» **Dataset records**
────────

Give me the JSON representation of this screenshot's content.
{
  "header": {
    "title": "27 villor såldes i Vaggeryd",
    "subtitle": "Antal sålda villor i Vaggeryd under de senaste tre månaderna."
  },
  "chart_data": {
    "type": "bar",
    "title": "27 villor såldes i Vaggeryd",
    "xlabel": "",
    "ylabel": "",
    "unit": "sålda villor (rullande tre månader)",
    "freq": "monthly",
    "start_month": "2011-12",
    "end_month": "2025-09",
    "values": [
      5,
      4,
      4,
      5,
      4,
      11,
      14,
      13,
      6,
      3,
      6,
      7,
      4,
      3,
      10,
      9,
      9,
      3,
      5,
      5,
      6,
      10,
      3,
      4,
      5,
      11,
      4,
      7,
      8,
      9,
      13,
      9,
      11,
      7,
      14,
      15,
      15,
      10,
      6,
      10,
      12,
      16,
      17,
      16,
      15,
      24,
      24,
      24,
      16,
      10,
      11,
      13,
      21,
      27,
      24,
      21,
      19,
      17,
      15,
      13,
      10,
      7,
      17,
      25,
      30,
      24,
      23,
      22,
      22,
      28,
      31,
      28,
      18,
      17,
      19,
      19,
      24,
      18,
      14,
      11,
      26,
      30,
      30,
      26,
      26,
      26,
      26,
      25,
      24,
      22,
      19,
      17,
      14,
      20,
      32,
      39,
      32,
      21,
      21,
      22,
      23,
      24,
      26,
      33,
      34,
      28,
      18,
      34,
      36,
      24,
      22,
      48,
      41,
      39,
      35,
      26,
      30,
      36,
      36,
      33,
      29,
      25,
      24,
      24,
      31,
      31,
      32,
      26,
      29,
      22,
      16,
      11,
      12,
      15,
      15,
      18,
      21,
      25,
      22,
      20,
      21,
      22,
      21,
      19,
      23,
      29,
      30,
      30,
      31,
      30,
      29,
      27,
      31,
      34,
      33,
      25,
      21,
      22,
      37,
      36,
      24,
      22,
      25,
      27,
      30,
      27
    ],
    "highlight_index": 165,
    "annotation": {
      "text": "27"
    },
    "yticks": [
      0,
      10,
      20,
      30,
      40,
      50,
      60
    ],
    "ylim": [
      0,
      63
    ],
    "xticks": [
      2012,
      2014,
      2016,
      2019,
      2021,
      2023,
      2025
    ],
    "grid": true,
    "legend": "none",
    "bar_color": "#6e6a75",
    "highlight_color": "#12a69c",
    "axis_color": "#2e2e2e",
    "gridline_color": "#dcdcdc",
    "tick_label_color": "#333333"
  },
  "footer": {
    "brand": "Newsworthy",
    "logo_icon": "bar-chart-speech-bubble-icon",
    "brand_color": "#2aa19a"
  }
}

────────

» **Exercise brief**
Your task is to extract all of the records exactly.

» **Exercise result**
Give me the JSON representation of this screenshot's content.
{
  "header": {
    "title": "27 villor såldes i Vaggeryd",
    "subtitle": "Antal sålda villor i Vaggeryd under de senaste tre månaderna."
  },
  "chart_data": {
    "type": "bar",
    "title": "27 villor såldes i Vaggeryd",
    "xlabel": "",
    "ylabel": "",
    "unit": "sålda villor (rullande tre månader)",
    "freq": "monthly",
    "start_month": "2011-12",
    "end_month": "2025-09",
    "values": [
      5,
      4,
      4,
      5,
      4,
      11,
      14,
      13,
      6,
      3,
      6,
      7,
      4,
      3,
      10,
      9,
      9,
      3,
      5,
      5,
      6,
      10,
      3,
      4,
      5,
      11,
      4,
      7,
      8,
      9,
      13,
      9,
      11,
      7,
      14,
      15,
      15,
      10,
      6,
      10,
      12,
      16,
      17,
      16,
      15,
      24,
      24,
      24,
      16,
      10,
      11,
      13,
      21,
      27,
      24,
      21,
      19,
      17,
      15,
      13,
      10,
      7,
      17,
      25,
      30,
      24,
      23,
      22,
      22,
      28,
      31,
      28,
      18,
      17,
      19,
      19,
      24,
      18,
      14,
      11,
      26,
      30,
      30,
      26,
      26,
      26,
      26,
      25,
      24,
      22,
      19,
      17,
      14,
      20,
      32,
      39,
      32,
      21,
      21,
      22,
      23,
      24,
      26,
      33,
      34,
      28,
      18,
      34,
      36,
      24,
      22,
      48,
      41,
      39,
      35,
      26,
      30,
      36,
      36,
      33,
      29,
      25,
      24,
      24,
      31,
      31,
      32,
      26,
      29,
      22,
      16,
      11,
      12,
      15,
      15,
      18,
      21,
      25,
      22,
      20,
      21,
      22,
      21,
      19,
      23,
      29,
      30,
      30,
      31,
      30,
      29,
      27,
      31,
      34,
      33,
      25,
      21,
      22,
      37,
      36,
      24,
      22,
      25,
      27,
      30,
      27
    ],
    "highlight_index": 165,
    "annotation": {
      "text": "27"
    },
    "yticks": [
      0,
      10,
      20,
      30,
      40,
      50,
      60
    ],
    "ylim": [
      0,
      63
    ],
    "xticks": [
      2012,
      2014,
      2016,
      2019,
      2021,
      2023,
      2025
    ],
    "grid": true,
    "legend": "none",
    "bar_color": "#6e6a75",
    "highlight_color": "#12a69c",
    "axis_color": "#2e2e2e",
    "gridline_color": "#dcdcdc",
    "tick_label_color": "#333333"
  },
  "footer": {
    "brand": "Newsworthy",
    "logo_icon": "bar-chart-speech-bubble-icon",
    "brand_color": "#2aa19a"
  }
}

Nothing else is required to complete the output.